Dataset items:
===============
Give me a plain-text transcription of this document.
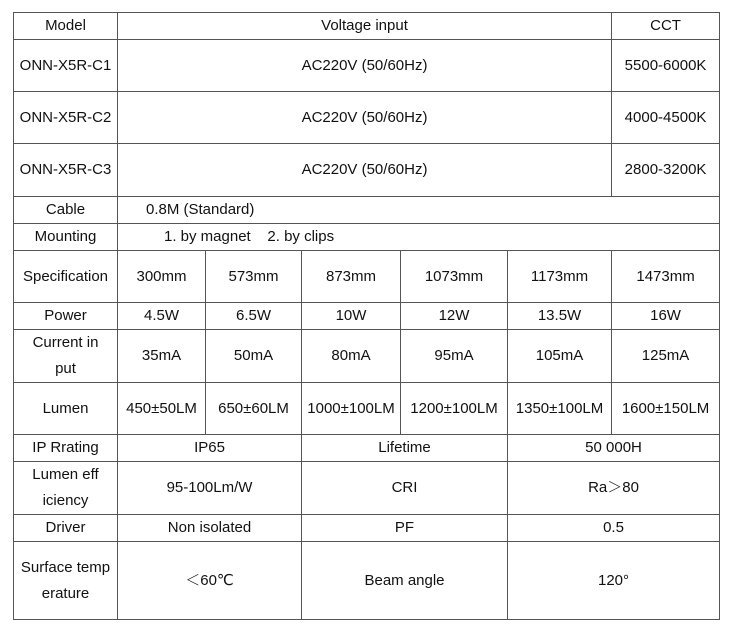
Model	Voltage input					CCT
ONN-X5R-C1	AC220V (50/60Hz)					5500-6000K
ONN-X5R-C2	AC220V (50/60Hz)					4000-4500K
ONN-X5R-C3	AC220V (50/60Hz)					2800-3200K
Cable	0.8M (Standard)					
Mounting	1. by magnet    2. by clips					
Specification	300mm	573mm	873mm	1073mm	1173mm	1473mm
Power	4.5W	6.5W	10W	12W	13.5W	16W
Current input	35mA	50mA	80mA	95mA	105mA	125mA
Lumen	450±50LM	650±60LM	1000±100LM	1200±100LM	1350±100LM	1600±150LM
IP Rrating	IP65		Lifetime		50 000H	
Lumen efficiency	95-100Lm/W		CRI		Ra＞80	
Driver	Non isolated		PF		0.5	
Surface temperature	＜60℃		Beam angle		120°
===============
* **Aim**: Without the pictures, print the records in full, exactly as they appear.

* **Task solution**:
Give me a plain-text transcription of this document.
Model	Voltage input					CCT
ONN-X5R-C1	AC220V (50/60Hz)					5500-6000K
ONN-X5R-C2	AC220V (50/60Hz)					4000-4500K
ONN-X5R-C3	AC220V (50/60Hz)					2800-3200K
Cable	0.8M (Standard)					
Mounting	1. by magnet    2. by clips					
Specification	300mm	573mm	873mm	1073mm	1173mm	1473mm
Power	4.5W	6.5W	10W	12W	13.5W	16W
Current input	35mA	50mA	80mA	95mA	105mA	125mA
Lumen	450±50LM	650±60LM	1000±100LM	1200±100LM	1350±100LM	1600±150LM
IP Rrating	IP65		Lifetime		50 000H	
Lumen efficiency	95-100Lm/W		CRI		Ra＞80	
Driver	Non isolated		PF		0.5	
Surface temperature	＜60℃		Beam angle		120°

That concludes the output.